[Recorded data]
┌────────
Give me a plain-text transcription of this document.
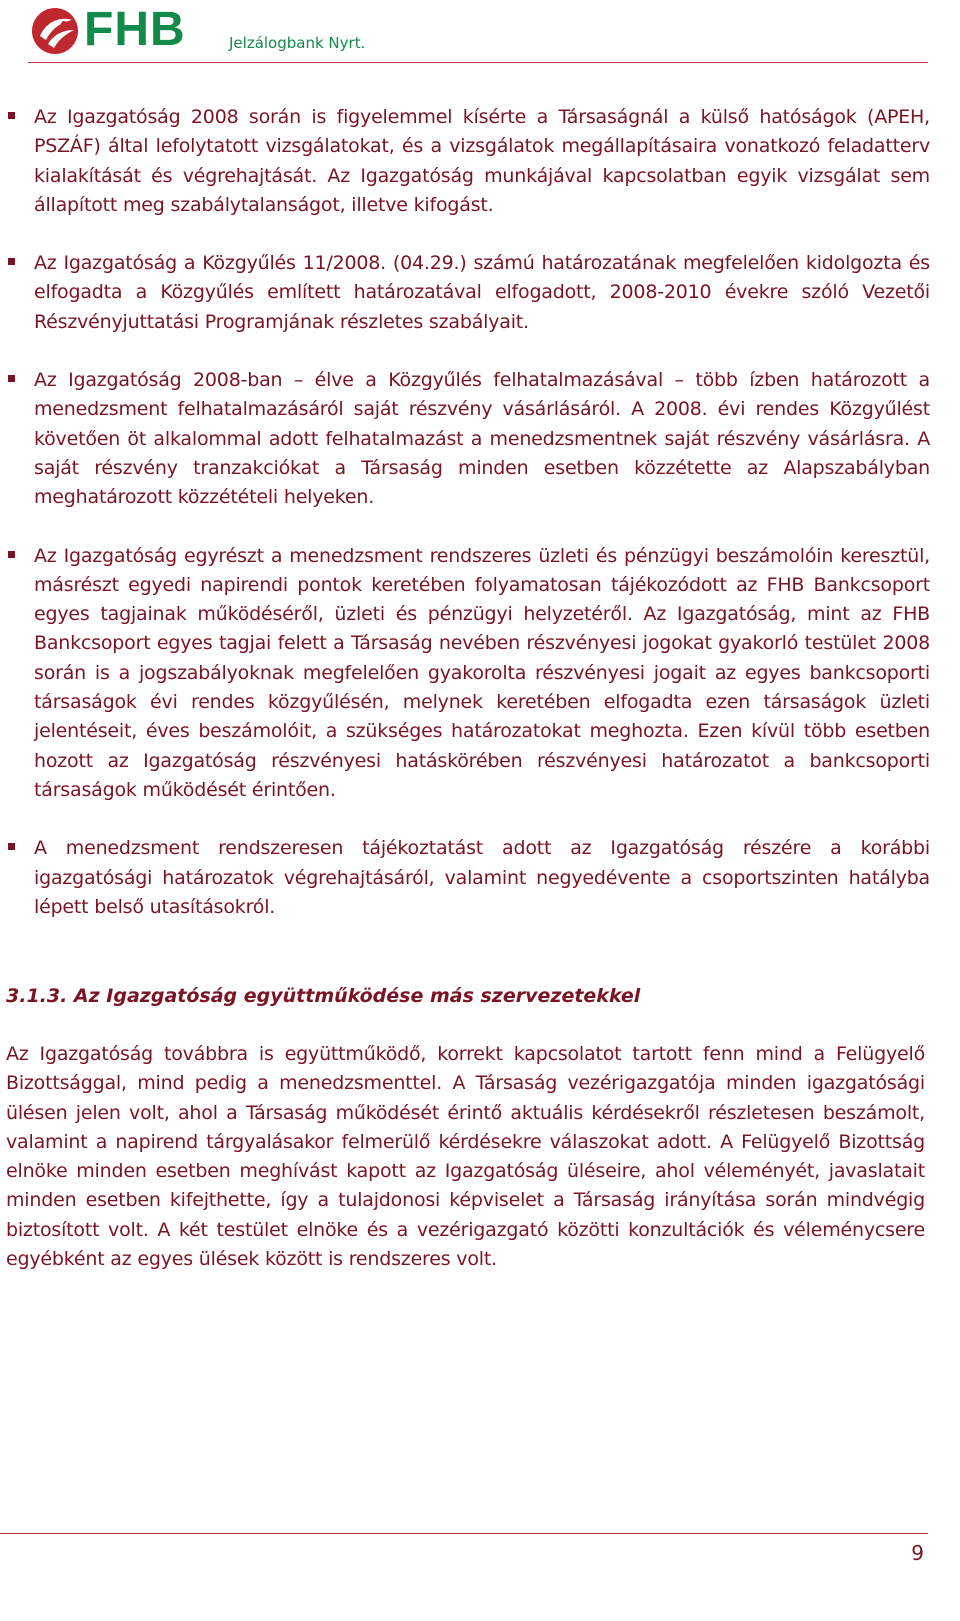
FHB	Jelzálogbank Nyrt.

Az Igazgatóság 2008 során is figyelemmel kísérte a Társaságnál a külső hatóságok (APEH, PSZÁF) által lefolytatott vizsgálatokat, és a vizsgálatok megállapításaira vonatkozó feladatterv kialakítását és végrehajtását. Az Igazgatóság munkájával kapcsolatban egyik vizsgálat sem állapított meg szabálytalanságot, illetve kifogást.

Az Igazgatóság a Közgyűlés 11/2008. (04.29.) számú határozatának megfelelően kidolgozta és elfogadta a Közgyűlés említett határozatával elfogadott, 2008-2010 évekre szóló Vezetői Részvényjuttatási Programjának részletes szabályait.

Az Igazgatóság 2008-ban – élve a Közgyűlés felhatalmazásával – több ízben határozott a menedzsment felhatalmazásáról saját részvény vásárlásáról. A 2008. évi rendes Közgyűlést követően öt alkalommal adott felhatalmazást a menedzsmentnek saját részvény vásárlásra. A saját részvény tranzakciókat a Társaság minden esetben közzétette az Alapszabályban meghatározott közzétételi helyeken.

Az Igazgatóság egyrészt a menedzsment rendszeres üzleti és pénzügyi beszámolóin keresztül, másrészt egyedi napirendi pontok keretében folyamatosan tájékozódott az FHB Bankcsoport egyes tagjainak működéséről, üzleti és pénzügyi helyzetéről. Az Igazgatóság, mint az FHB Bankcsoport egyes tagjai felett a Társaság nevében részvényesi jogokat gyakorló testület 2008 során is a jogszabályoknak megfelelően gyakorolta részvényesi jogait az egyes bankcsoporti társaságok évi rendes közgyűlésén, melynek keretében elfogadta ezen társaságok üzleti jelentéseit, éves beszámolóit, a szükséges határozatokat meghozta. Ezen kívül több esetben hozott az Igazgatóság részvényesi hatáskörében részvényesi határozatot a bankcsoporti társaságok működését érintően.

A menedzsment rendszeresen tájékoztatást adott az Igazgatóság részére a korábbi igazgatósági határozatok végrehajtásáról, valamint negyedévente a csoportszinten hatályba lépett belső utasításokról.

3.1.3. Az Igazgatóság együttműködése más szervezetekkel

Az Igazgatóság továbbra is együttműködő, korrekt kapcsolatot tartott fenn mind a Felügyelő Bizottsággal, mind pedig a menedzsmenttel. A Társaság vezérigazgatója minden igazgatósági ülésen jelen volt, ahol a Társaság működését érintő aktuális kérdésekről részletesen beszámolt, valamint a napirend tárgyalásakor felmerülő kérdésekre válaszokat adott. A Felügyelő Bizottság elnöke minden esetben meghívást kapott az Igazgatóság üléseire, ahol véleményét, javaslatait minden esetben kifejthette, így a tulajdonosi képviselet a Társaság irányítása során mindvégig biztosított volt. A két testület elnöke és a vezérigazgató közötti konzultációk és véleménycsere egyébként az egyes ülések között is rendszeres volt.

9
└────────
Task statement
Retype every entry verbatim and exclude the pictures from the copy.

Exercise result
Give me a plain-text transcription of this document.
FHB	Jelzálogbank Nyrt.

Az Igazgatóság 2008 során is figyelemmel kísérte a Társaságnál a külső hatóságok (APEH, PSZÁF) által lefolytatott vizsgálatokat, és a vizsgálatok megállapításaira vonatkozó feladatterv kialakítását és végrehajtását. Az Igazgatóság munkájával kapcsolatban egyik vizsgálat sem állapított meg szabálytalanságot, illetve kifogást.

Az Igazgatóság a Közgyűlés 11/2008. (04.29.) számú határozatának megfelelően kidolgozta és elfogadta a Közgyűlés említett határozatával elfogadott, 2008-2010 évekre szóló Vezetői Részvényjuttatási Programjának részletes szabályait.

Az Igazgatóság 2008-ban – élve a Közgyűlés felhatalmazásával – több ízben határozott a menedzsment felhatalmazásáról saját részvény vásárlásáról. A 2008. évi rendes Közgyűlést követően öt alkalommal adott felhatalmazást a menedzsmentnek saját részvény vásárlásra. A saját részvény tranzakciókat a Társaság minden esetben közzétette az Alapszabályban meghatározott közzétételi helyeken.

Az Igazgatóság egyrészt a menedzsment rendszeres üzleti és pénzügyi beszámolóin keresztül, másrészt egyedi napirendi pontok keretében folyamatosan tájékozódott az FHB Bankcsoport egyes tagjainak működéséről, üzleti és pénzügyi helyzetéről. Az Igazgatóság, mint az FHB Bankcsoport egyes tagjai felett a Társaság nevében részvényesi jogokat gyakorló testület 2008 során is a jogszabályoknak megfelelően gyakorolta részvényesi jogait az egyes bankcsoporti társaságok évi rendes közgyűlésén, melynek keretében elfogadta ezen társaságok üzleti jelentéseit, éves beszámolóit, a szükséges határozatokat meghozta. Ezen kívül több esetben hozott az Igazgatóság részvényesi hatáskörében részvényesi határozatot a bankcsoporti társaságok működését érintően.

A menedzsment rendszeresen tájékoztatást adott az Igazgatóság részére a korábbi igazgatósági határozatok végrehajtásáról, valamint negyedévente a csoportszinten hatályba lépett belső utasításokról.

3.1.3. Az Igazgatóság együttműködése más szervezetekkel

Az Igazgatóság továbbra is együttműködő, korrekt kapcsolatot tartott fenn mind a Felügyelő Bizottsággal, mind pedig a menedzsmenttel. A Társaság vezérigazgatója minden igazgatósági ülésen jelen volt, ahol a Társaság működését érintő aktuális kérdésekről részletesen beszámolt, valamint a napirend tárgyalásakor felmerülő kérdésekre válaszokat adott. A Felügyelő Bizottság elnöke minden esetben meghívást kapott az Igazgatóság üléseire, ahol véleményét, javaslatait minden esetben kifejthette, így a tulajdonosi képviselet a Társaság irányítása során mindvégig biztosított volt. A két testület elnöke és a vezérigazgató közötti konzultációk és véleménycsere egyébként az egyes ülések között is rendszeres volt.

9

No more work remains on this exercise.